Objective 1
Return the lines of the records exactly as they are, beginning with the line that contains "- tab-today[interactable]: TODAY: [415, 92, 448, 113]" and continuing through the line that contains "- note-tags: #BIO4810".

• • • • • • •

How to word an RSVP so guests actually reply

Chasing RSVPs is every couple's least favourite part of wedding planning. Here's how to word yours — and set up the whole system — so guests reply the first time.

You set a deadline. You worded the invitation beautifully. You waited. And then two weeks past the RSVP date, there are still twelve people who haven't replied.

This is, unfortunately, almost universal. The RSVP problem is not about bad guests — most people mean to reply and simply don't. But there are things you can do at the wording stage that dramatically improve your reply rate.

The single biggest improvement: make replying easy

If someone has to search for a stamp, find an envelope, remember your address, and actually get to a post box, a proportion of them simply won't do it. Every additional step loses you replies.

Digital RSVPs — a simple link people click on their phone — solve this entirely. Guests tap, confirm, and they're done. The replies come in automatically. You don't have to chase anyone for their return address.

• • • • • • •

Objective 2
What does the RSVP article call the single biggest improvement?

• • • • • • •

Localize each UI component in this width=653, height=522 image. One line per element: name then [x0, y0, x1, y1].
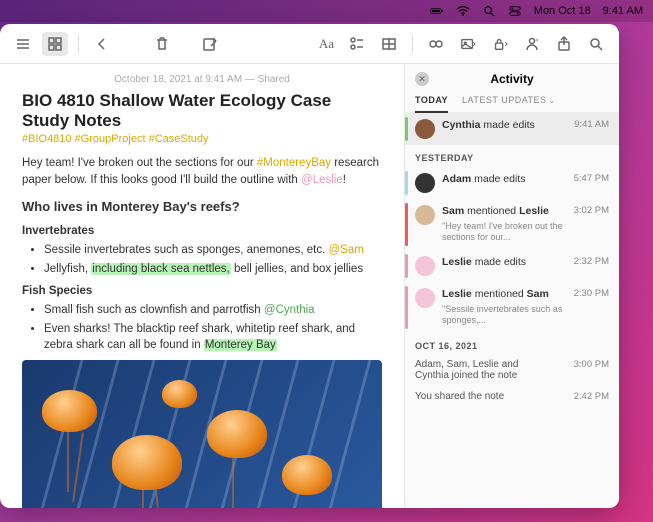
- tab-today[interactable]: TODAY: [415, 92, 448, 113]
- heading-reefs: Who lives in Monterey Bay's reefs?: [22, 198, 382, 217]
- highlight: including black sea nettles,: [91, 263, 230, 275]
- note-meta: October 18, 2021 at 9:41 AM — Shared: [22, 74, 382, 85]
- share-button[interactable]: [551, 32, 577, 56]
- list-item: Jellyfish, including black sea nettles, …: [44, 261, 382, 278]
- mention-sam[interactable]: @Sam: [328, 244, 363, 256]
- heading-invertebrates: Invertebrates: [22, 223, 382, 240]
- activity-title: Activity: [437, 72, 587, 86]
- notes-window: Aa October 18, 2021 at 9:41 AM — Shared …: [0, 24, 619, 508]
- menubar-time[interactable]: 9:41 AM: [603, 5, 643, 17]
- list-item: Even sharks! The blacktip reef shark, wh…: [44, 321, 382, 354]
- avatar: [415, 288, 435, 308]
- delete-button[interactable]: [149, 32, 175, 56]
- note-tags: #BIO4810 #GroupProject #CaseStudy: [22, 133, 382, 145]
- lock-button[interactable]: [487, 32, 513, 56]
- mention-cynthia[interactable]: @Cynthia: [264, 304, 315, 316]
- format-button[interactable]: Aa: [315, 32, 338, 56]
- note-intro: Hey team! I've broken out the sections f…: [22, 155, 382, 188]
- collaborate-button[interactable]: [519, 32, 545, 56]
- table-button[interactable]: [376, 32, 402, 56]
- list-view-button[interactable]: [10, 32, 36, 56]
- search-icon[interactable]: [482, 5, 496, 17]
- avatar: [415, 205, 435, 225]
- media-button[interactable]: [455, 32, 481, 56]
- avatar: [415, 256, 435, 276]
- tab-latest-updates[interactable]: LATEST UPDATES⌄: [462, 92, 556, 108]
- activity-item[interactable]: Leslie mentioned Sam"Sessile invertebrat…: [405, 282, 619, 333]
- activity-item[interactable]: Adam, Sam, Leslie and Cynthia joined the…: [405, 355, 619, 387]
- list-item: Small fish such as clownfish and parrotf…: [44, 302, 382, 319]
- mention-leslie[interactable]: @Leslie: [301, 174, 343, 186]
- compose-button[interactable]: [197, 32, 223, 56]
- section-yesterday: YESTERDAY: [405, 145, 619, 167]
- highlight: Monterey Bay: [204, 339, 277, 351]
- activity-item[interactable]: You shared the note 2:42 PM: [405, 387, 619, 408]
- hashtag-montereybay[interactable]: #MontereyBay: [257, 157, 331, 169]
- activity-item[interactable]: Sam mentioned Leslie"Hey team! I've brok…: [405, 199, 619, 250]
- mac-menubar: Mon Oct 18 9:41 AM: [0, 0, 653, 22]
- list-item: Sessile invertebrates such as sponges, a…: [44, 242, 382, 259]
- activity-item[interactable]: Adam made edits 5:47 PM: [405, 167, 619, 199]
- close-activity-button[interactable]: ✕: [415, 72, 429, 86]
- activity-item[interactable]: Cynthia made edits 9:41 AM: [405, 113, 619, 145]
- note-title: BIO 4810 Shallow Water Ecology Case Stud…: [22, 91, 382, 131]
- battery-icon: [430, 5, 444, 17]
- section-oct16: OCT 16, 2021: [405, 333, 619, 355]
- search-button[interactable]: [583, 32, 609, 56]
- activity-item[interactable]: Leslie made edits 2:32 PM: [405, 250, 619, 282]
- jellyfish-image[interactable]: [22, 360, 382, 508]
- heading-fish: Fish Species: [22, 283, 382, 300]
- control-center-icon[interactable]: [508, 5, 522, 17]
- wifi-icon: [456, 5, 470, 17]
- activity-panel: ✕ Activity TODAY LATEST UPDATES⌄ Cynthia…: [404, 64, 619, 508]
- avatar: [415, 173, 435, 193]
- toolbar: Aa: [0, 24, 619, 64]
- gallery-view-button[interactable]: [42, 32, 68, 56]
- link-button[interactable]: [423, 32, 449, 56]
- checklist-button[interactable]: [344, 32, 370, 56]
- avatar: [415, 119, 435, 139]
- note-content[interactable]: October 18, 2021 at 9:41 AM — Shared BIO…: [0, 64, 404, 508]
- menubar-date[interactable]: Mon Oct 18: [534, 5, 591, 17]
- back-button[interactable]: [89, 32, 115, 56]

• • • • • • •

Worked solution 1
- tab-today[interactable]: TODAY: [415, 92, 448, 113]
- heading-reefs: Who lives in Monterey Bay's reefs?: [22, 198, 382, 217]
- highlight: including black sea nettles,: [91, 263, 230, 275]
- note-meta: October 18, 2021 at 9:41 AM — Shared: [22, 74, 382, 85]
- share-button[interactable]: [551, 32, 577, 56]
- list-item: Jellyfish, including black sea nettles, …: [44, 261, 382, 278]
- mention-sam[interactable]: @Sam: [328, 244, 363, 256]
- heading-invertebrates: Invertebrates: [22, 223, 382, 240]
- activity-title: Activity: [437, 72, 587, 86]
- notes-window: Aa October 18, 2021 at 9:41 AM — Shared …: [0, 24, 619, 508]
- menubar-time[interactable]: 9:41 AM: [603, 5, 643, 17]
- list-item: Even sharks! The blacktip reef shark, wh…: [44, 321, 382, 354]
- avatar: [415, 288, 435, 308]
- delete-button[interactable]: [149, 32, 175, 56]
- note-tags: #BIO4810 #GroupProject #CaseStudy: [22, 133, 382, 145]

Worked solution 2
Making replying easy.